*What the exercise asks:*
Give the listing again in full, exactly as written.

** BEGIN Given data **

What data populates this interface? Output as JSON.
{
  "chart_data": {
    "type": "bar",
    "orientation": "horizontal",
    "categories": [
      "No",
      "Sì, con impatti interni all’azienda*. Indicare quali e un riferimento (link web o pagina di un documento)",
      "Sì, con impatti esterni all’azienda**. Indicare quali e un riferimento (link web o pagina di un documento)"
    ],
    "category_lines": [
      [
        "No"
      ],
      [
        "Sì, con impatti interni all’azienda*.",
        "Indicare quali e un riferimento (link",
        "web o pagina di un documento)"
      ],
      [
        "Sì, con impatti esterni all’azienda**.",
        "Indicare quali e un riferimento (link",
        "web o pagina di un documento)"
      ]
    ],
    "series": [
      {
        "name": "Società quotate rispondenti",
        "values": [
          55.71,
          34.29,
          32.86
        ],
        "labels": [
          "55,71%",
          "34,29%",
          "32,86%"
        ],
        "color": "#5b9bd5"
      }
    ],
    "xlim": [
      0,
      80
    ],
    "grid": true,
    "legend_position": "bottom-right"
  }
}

** END Given data **

*Correct output:*
What data populates this interface? Output as JSON.
{
  "chart_data": {
    "type": "bar",
    "orientation": "horizontal",
    "categories": [
      "No",
      "Sì, con impatti interni all’azienda*. Indicare quali e un riferimento (link web o pagina di un documento)",
      "Sì, con impatti esterni all’azienda**. Indicare quali e un riferimento (link web o pagina di un documento)"
    ],
    "category_lines": [
      [
        "No"
      ],
      [
        "Sì, con impatti interni all’azienda*.",
        "Indicare quali e un riferimento (link",
        "web o pagina di un documento)"
      ],
      [
        "Sì, con impatti esterni all’azienda**.",
        "Indicare quali e un riferimento (link",
        "web o pagina di un documento)"
      ]
    ],
    "series": [
      {
        "name": "Società quotate rispondenti",
        "values": [
          55.71,
          34.29,
          32.86
        ],
        "labels": [
          "55,71%",
          "34,29%",
          "32,86%"
        ],
        "color": "#5b9bd5"
      }
    ],
    "xlim": [
      0,
      80
    ],
    "grid": true,
    "legend_position": "bottom-right"
  }
}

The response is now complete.